[Records from a collection of figures]
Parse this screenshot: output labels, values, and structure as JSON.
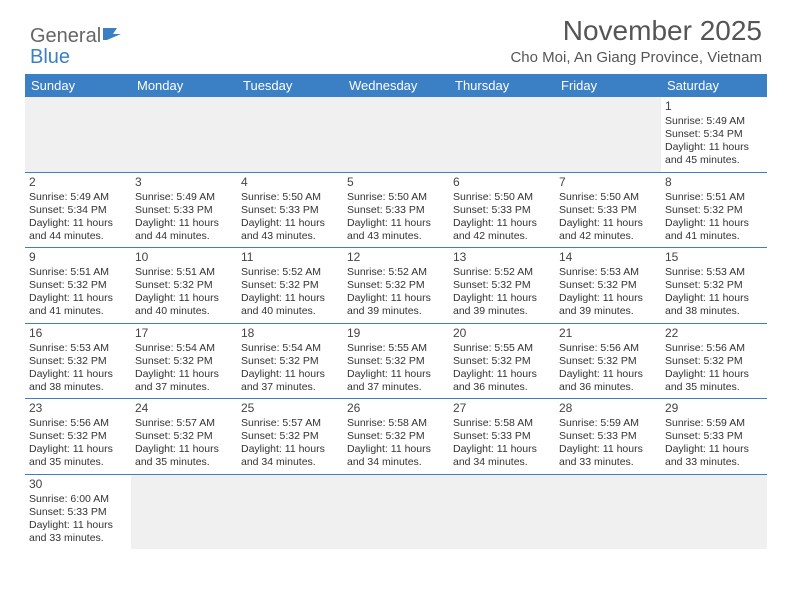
{
  "logo": {
    "text1": "General",
    "text2": "Blue"
  },
  "title": "November 2025",
  "location": "Cho Moi, An Giang Province, Vietnam",
  "colors": {
    "header_bg": "#3b7fc4",
    "header_text": "#ffffff",
    "border": "#3b7fc4",
    "empty_bg": "#f0f0f0",
    "text": "#333333"
  },
  "weekdays": [
    "Sunday",
    "Monday",
    "Tuesday",
    "Wednesday",
    "Thursday",
    "Friday",
    "Saturday"
  ],
  "weeks": [
    [
      null,
      null,
      null,
      null,
      null,
      null,
      {
        "d": "1",
        "sr": "Sunrise: 5:49 AM",
        "ss": "Sunset: 5:34 PM",
        "dl": "Daylight: 11 hours and 45 minutes."
      }
    ],
    [
      {
        "d": "2",
        "sr": "Sunrise: 5:49 AM",
        "ss": "Sunset: 5:34 PM",
        "dl": "Daylight: 11 hours and 44 minutes."
      },
      {
        "d": "3",
        "sr": "Sunrise: 5:49 AM",
        "ss": "Sunset: 5:33 PM",
        "dl": "Daylight: 11 hours and 44 minutes."
      },
      {
        "d": "4",
        "sr": "Sunrise: 5:50 AM",
        "ss": "Sunset: 5:33 PM",
        "dl": "Daylight: 11 hours and 43 minutes."
      },
      {
        "d": "5",
        "sr": "Sunrise: 5:50 AM",
        "ss": "Sunset: 5:33 PM",
        "dl": "Daylight: 11 hours and 43 minutes."
      },
      {
        "d": "6",
        "sr": "Sunrise: 5:50 AM",
        "ss": "Sunset: 5:33 PM",
        "dl": "Daylight: 11 hours and 42 minutes."
      },
      {
        "d": "7",
        "sr": "Sunrise: 5:50 AM",
        "ss": "Sunset: 5:33 PM",
        "dl": "Daylight: 11 hours and 42 minutes."
      },
      {
        "d": "8",
        "sr": "Sunrise: 5:51 AM",
        "ss": "Sunset: 5:32 PM",
        "dl": "Daylight: 11 hours and 41 minutes."
      }
    ],
    [
      {
        "d": "9",
        "sr": "Sunrise: 5:51 AM",
        "ss": "Sunset: 5:32 PM",
        "dl": "Daylight: 11 hours and 41 minutes."
      },
      {
        "d": "10",
        "sr": "Sunrise: 5:51 AM",
        "ss": "Sunset: 5:32 PM",
        "dl": "Daylight: 11 hours and 40 minutes."
      },
      {
        "d": "11",
        "sr": "Sunrise: 5:52 AM",
        "ss": "Sunset: 5:32 PM",
        "dl": "Daylight: 11 hours and 40 minutes."
      },
      {
        "d": "12",
        "sr": "Sunrise: 5:52 AM",
        "ss": "Sunset: 5:32 PM",
        "dl": "Daylight: 11 hours and 39 minutes."
      },
      {
        "d": "13",
        "sr": "Sunrise: 5:52 AM",
        "ss": "Sunset: 5:32 PM",
        "dl": "Daylight: 11 hours and 39 minutes."
      },
      {
        "d": "14",
        "sr": "Sunrise: 5:53 AM",
        "ss": "Sunset: 5:32 PM",
        "dl": "Daylight: 11 hours and 39 minutes."
      },
      {
        "d": "15",
        "sr": "Sunrise: 5:53 AM",
        "ss": "Sunset: 5:32 PM",
        "dl": "Daylight: 11 hours and 38 minutes."
      }
    ],
    [
      {
        "d": "16",
        "sr": "Sunrise: 5:53 AM",
        "ss": "Sunset: 5:32 PM",
        "dl": "Daylight: 11 hours and 38 minutes."
      },
      {
        "d": "17",
        "sr": "Sunrise: 5:54 AM",
        "ss": "Sunset: 5:32 PM",
        "dl": "Daylight: 11 hours and 37 minutes."
      },
      {
        "d": "18",
        "sr": "Sunrise: 5:54 AM",
        "ss": "Sunset: 5:32 PM",
        "dl": "Daylight: 11 hours and 37 minutes."
      },
      {
        "d": "19",
        "sr": "Sunrise: 5:55 AM",
        "ss": "Sunset: 5:32 PM",
        "dl": "Daylight: 11 hours and 37 minutes."
      },
      {
        "d": "20",
        "sr": "Sunrise: 5:55 AM",
        "ss": "Sunset: 5:32 PM",
        "dl": "Daylight: 11 hours and 36 minutes."
      },
      {
        "d": "21",
        "sr": "Sunrise: 5:56 AM",
        "ss": "Sunset: 5:32 PM",
        "dl": "Daylight: 11 hours and 36 minutes."
      },
      {
        "d": "22",
        "sr": "Sunrise: 5:56 AM",
        "ss": "Sunset: 5:32 PM",
        "dl": "Daylight: 11 hours and 35 minutes."
      }
    ],
    [
      {
        "d": "23",
        "sr": "Sunrise: 5:56 AM",
        "ss": "Sunset: 5:32 PM",
        "dl": "Daylight: 11 hours and 35 minutes."
      },
      {
        "d": "24",
        "sr": "Sunrise: 5:57 AM",
        "ss": "Sunset: 5:32 PM",
        "dl": "Daylight: 11 hours and 35 minutes."
      },
      {
        "d": "25",
        "sr": "Sunrise: 5:57 AM",
        "ss": "Sunset: 5:32 PM",
        "dl": "Daylight: 11 hours and 34 minutes."
      },
      {
        "d": "26",
        "sr": "Sunrise: 5:58 AM",
        "ss": "Sunset: 5:32 PM",
        "dl": "Daylight: 11 hours and 34 minutes."
      },
      {
        "d": "27",
        "sr": "Sunrise: 5:58 AM",
        "ss": "Sunset: 5:33 PM",
        "dl": "Daylight: 11 hours and 34 minutes."
      },
      {
        "d": "28",
        "sr": "Sunrise: 5:59 AM",
        "ss": "Sunset: 5:33 PM",
        "dl": "Daylight: 11 hours and 33 minutes."
      },
      {
        "d": "29",
        "sr": "Sunrise: 5:59 AM",
        "ss": "Sunset: 5:33 PM",
        "dl": "Daylight: 11 hours and 33 minutes."
      }
    ],
    [
      {
        "d": "30",
        "sr": "Sunrise: 6:00 AM",
        "ss": "Sunset: 5:33 PM",
        "dl": "Daylight: 11 hours and 33 minutes."
      },
      null,
      null,
      null,
      null,
      null,
      null
    ]
  ]
}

◆ Direction
Reproduce the entries above word for word. Pictures stay out.

◆ Solved exercise
Parse this screenshot: output labels, values, and structure as JSON.
{
  "logo": {
    "text1": "General",
    "text2": "Blue"
  },
  "title": "November 2025",
  "location": "Cho Moi, An Giang Province, Vietnam",
  "colors": {
    "header_bg": "#3b7fc4",
    "header_text": "#ffffff",
    "border": "#3b7fc4",
    "empty_bg": "#f0f0f0",
    "text": "#333333"
  },
  "weekdays": [
    "Sunday",
    "Monday",
    "Tuesday",
    "Wednesday",
    "Thursday",
    "Friday",
    "Saturday"
  ],
  "weeks": [
    [
      null,
      null,
      null,
      null,
      null,
      null,
      {
        "d": "1",
        "sr": "Sunrise: 5:49 AM",
        "ss": "Sunset: 5:34 PM",
        "dl": "Daylight: 11 hours and 45 minutes."
      }
    ],
    [
      {
        "d": "2",
        "sr": "Sunrise: 5:49 AM",
        "ss": "Sunset: 5:34 PM",
        "dl": "Daylight: 11 hours and 44 minutes."
      },
      {
        "d": "3",
        "sr": "Sunrise: 5:49 AM",
        "ss": "Sunset: 5:33 PM",
        "dl": "Daylight: 11 hours and 44 minutes."
      },
      {
        "d": "4",
        "sr": "Sunrise: 5:50 AM",
        "ss": "Sunset: 5:33 PM",
        "dl": "Daylight: 11 hours and 43 minutes."
      },
      {
        "d": "5",
        "sr": "Sunrise: 5:50 AM",
        "ss": "Sunset: 5:33 PM",
        "dl": "Daylight: 11 hours and 43 minutes."
      },
      {
        "d": "6",
        "sr": "Sunrise: 5:50 AM",
        "ss": "Sunset: 5:33 PM",
        "dl": "Daylight: 11 hours and 42 minutes."
      },
      {
        "d": "7",
        "sr": "Sunrise: 5:50 AM",
        "ss": "Sunset: 5:33 PM",
        "dl": "Daylight: 11 hours and 42 minutes."
      },
      {
        "d": "8",
        "sr": "Sunrise: 5:51 AM",
        "ss": "Sunset: 5:32 PM",
        "dl": "Daylight: 11 hours and 41 minutes."
      }
    ],
    [
      {
        "d": "9",
        "sr": "Sunrise: 5:51 AM",
        "ss": "Sunset: 5:32 PM",
        "dl": "Daylight: 11 hours and 41 minutes."
      },
      {
        "d": "10",
        "sr": "Sunrise: 5:51 AM",
        "ss": "Sunset: 5:32 PM",
        "dl": "Daylight: 11 hours and 40 minutes."
      },
      {
        "d": "11",
        "sr": "Sunrise: 5:52 AM",
        "ss": "Sunset: 5:32 PM",
        "dl": "Daylight: 11 hours and 40 minutes."
      },
      {
        "d": "12",
        "sr": "Sunrise: 5:52 AM",
        "ss": "Sunset: 5:32 PM",
        "dl": "Daylight: 11 hours and 39 minutes."
      },
      {
        "d": "13",
        "sr": "Sunrise: 5:52 AM",
        "ss": "Sunset: 5:32 PM",
        "dl": "Daylight: 11 hours and 39 minutes."
      },
      {
        "d": "14",
        "sr": "Sunrise: 5:53 AM",
        "ss": "Sunset: 5:32 PM",
        "dl": "Daylight: 11 hours and 39 minutes."
      },
      {
        "d": "15",
        "sr": "Sunrise: 5:53 AM",
        "ss": "Sunset: 5:32 PM",
        "dl": "Daylight: 11 hours and 38 minutes."
      }
    ],
    [
      {
        "d": "16",
        "sr": "Sunrise: 5:53 AM",
        "ss": "Sunset: 5:32 PM",
        "dl": "Daylight: 11 hours and 38 minutes."
      },
      {
        "d": "17",
        "sr": "Sunrise: 5:54 AM",
        "ss": "Sunset: 5:32 PM",
        "dl": "Daylight: 11 hours and 37 minutes."
      },
      {
        "d": "18",
        "sr": "Sunrise: 5:54 AM",
        "ss": "Sunset: 5:32 PM",
        "dl": "Daylight: 11 hours and 37 minutes."
      },
      {
        "d": "19",
        "sr": "Sunrise: 5:55 AM",
        "ss": "Sunset: 5:32 PM",
        "dl": "Daylight: 11 hours and 37 minutes."
      },
      {
        "d": "20",
        "sr": "Sunrise: 5:55 AM",
        "ss": "Sunset: 5:32 PM",
        "dl": "Daylight: 11 hours and 36 minutes."
      },
      {
        "d": "21",
        "sr": "Sunrise: 5:56 AM",
        "ss": "Sunset: 5:32 PM",
        "dl": "Daylight: 11 hours and 36 minutes."
      },
      {
        "d": "22",
        "sr": "Sunrise: 5:56 AM",
        "ss": "Sunset: 5:32 PM",
        "dl": "Daylight: 11 hours and 35 minutes."
      }
    ],
    [
      {
        "d": "23",
        "sr": "Sunrise: 5:56 AM",
        "ss": "Sunset: 5:32 PM",
        "dl": "Daylight: 11 hours and 35 minutes."
      },
      {
        "d": "24",
        "sr": "Sunrise: 5:57 AM",
        "ss": "Sunset: 5:32 PM",
        "dl": "Daylight: 11 hours and 35 minutes."
      },
      {
        "d": "25",
        "sr": "Sunrise: 5:57 AM",
        "ss": "Sunset: 5:32 PM",
        "dl": "Daylight: 11 hours and 34 minutes."
      },
      {
        "d": "26",
        "sr": "Sunrise: 5:58 AM",
        "ss": "Sunset: 5:32 PM",
        "dl": "Daylight: 11 hours and 34 minutes."
      },
      {
        "d": "27",
        "sr": "Sunrise: 5:58 AM",
        "ss": "Sunset: 5:33 PM",
        "dl": "Daylight: 11 hours and 34 minutes."
      },
      {
        "d": "28",
        "sr": "Sunrise: 5:59 AM",
        "ss": "Sunset: 5:33 PM",
        "dl": "Daylight: 11 hours and 33 minutes."
      },
      {
        "d": "29",
        "sr": "Sunrise: 5:59 AM",
        "ss": "Sunset: 5:33 PM",
        "dl": "Daylight: 11 hours and 33 minutes."
      }
    ],
    [
      {
        "d": "30",
        "sr": "Sunrise: 6:00 AM",
        "ss": "Sunset: 5:33 PM",
        "dl": "Daylight: 11 hours and 33 minutes."
      },
      null,
      null,
      null,
      null,
      null,
      null
    ]
  ]
}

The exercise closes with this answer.